1982 – W. Eugene Smith

W. Eugene Smith
Master of the Photographic Essay

Eugene Smith is now so firmly established as a legendary figure in twentieth century photography that many who appreciate his work tend to think of his life’s output in terms of several dozen extremely famous photographs and photo essays. This inadvertent compression of a forty-year career into a relatively small number of images may help the Smith legend, but it does little for an objective understanding of this remarkable artist’s total accomplishment. W. Eugene Smith: Master of the Photographic Essay, recently published by Aperture, provides viewers with over 1800 reproductions of Smith photographs made between 1937 and 1975, and goes a long way towards de-mythologizing the man and illuminating the photographer.

**DATASET RECORDS:**
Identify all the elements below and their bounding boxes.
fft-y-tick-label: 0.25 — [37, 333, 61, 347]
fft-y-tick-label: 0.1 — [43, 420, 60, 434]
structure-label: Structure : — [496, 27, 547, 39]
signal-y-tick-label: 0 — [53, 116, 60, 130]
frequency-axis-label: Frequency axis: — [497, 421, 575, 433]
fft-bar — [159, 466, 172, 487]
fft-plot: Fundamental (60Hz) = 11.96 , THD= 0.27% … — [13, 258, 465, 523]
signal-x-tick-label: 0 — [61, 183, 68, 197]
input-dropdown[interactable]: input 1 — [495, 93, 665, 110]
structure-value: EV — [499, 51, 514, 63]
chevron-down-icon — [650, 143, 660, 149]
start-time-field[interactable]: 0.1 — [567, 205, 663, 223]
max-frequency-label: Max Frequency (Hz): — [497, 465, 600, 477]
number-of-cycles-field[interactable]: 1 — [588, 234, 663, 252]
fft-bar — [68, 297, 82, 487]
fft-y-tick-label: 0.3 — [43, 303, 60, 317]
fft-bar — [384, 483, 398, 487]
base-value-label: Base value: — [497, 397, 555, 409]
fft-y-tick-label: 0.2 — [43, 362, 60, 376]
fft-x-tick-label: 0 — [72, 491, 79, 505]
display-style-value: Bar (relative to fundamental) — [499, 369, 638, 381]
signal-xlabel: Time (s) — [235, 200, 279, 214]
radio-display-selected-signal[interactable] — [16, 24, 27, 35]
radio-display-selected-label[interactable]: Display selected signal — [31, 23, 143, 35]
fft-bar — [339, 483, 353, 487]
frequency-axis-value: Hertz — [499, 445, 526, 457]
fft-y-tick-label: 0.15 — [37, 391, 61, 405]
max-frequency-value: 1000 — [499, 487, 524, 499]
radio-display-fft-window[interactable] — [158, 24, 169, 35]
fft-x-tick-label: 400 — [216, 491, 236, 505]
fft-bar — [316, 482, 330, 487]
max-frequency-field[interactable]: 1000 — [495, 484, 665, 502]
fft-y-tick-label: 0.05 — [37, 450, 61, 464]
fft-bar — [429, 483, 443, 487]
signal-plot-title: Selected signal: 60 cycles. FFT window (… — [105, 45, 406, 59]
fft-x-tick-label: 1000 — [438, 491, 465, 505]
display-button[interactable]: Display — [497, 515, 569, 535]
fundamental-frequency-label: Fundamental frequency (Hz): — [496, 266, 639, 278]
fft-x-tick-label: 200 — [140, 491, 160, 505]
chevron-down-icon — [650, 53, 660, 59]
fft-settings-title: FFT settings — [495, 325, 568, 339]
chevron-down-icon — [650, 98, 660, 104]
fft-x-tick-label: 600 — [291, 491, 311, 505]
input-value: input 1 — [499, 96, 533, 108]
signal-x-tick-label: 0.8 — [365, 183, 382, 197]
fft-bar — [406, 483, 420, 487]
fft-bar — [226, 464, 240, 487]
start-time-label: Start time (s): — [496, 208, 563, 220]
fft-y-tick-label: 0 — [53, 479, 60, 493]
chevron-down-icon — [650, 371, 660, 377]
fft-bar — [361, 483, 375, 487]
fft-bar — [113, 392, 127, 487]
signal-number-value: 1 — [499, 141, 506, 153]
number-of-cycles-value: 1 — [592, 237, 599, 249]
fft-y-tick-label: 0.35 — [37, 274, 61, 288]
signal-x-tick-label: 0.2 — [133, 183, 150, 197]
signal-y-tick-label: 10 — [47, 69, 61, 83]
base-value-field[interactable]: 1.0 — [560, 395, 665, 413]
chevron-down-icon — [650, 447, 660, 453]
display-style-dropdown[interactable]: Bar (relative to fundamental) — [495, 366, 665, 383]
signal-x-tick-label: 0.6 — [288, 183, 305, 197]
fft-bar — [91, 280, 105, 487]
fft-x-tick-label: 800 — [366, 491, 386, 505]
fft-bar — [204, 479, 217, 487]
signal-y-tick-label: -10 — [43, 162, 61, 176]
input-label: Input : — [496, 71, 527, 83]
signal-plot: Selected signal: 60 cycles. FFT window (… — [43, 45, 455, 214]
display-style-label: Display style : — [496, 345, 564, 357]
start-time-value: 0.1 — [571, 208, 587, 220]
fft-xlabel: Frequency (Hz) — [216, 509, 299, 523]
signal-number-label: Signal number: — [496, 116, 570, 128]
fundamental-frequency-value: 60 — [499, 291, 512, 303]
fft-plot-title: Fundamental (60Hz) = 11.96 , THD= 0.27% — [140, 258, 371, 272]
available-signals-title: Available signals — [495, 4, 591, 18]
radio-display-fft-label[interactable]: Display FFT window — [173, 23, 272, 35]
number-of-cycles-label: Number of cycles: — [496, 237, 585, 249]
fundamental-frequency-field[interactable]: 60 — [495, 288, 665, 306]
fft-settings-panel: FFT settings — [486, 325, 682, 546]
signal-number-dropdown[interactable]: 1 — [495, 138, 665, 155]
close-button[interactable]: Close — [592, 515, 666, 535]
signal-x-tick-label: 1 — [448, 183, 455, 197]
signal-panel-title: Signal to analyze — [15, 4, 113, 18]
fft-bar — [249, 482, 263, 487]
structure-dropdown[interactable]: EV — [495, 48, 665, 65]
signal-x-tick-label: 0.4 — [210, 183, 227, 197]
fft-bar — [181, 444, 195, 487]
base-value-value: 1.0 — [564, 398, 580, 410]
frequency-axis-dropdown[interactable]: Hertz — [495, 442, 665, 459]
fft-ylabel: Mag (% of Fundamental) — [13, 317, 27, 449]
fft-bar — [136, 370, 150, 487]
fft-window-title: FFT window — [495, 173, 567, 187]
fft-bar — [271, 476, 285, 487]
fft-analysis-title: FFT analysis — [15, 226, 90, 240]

**YOUR TASKS:**
(1) In the W. Eugene Smith passage, how many reproductions of Smith photographs does the book from Aperture provide?
(2) Retype the W. Eugene Smith passage between "1982 – W. Eugene" and "illuminating the photographer.", inclusive.
Rely on the W. Eugene Smith passage alone.

**RESPONSES TO THE TASKS:**
(1) Over 1800.

(2)
1982 – W. Eugene Smith

W. Eugene Smith
Master of the Photographic Essay

Eugene Smith is now so firmly established as a legendary figure in twentieth century photography that many who appreciate his work tend to think of his life’s output in terms of several dozen extremely famous photographs and photo essays. This inadvertent compression of a forty-year career into a relatively small number of images may help the Smith legend, but it does little for an objective understanding of this remarkable artist’s total accomplishment. W. Eugene Smith: Master of the Photographic Essay, recently published by Aperture, provides viewers with over 1800 reproductions of Smith photographs made between 1937 and 1975, and goes a long way towards de-mythologizing the man and illuminating the photographer.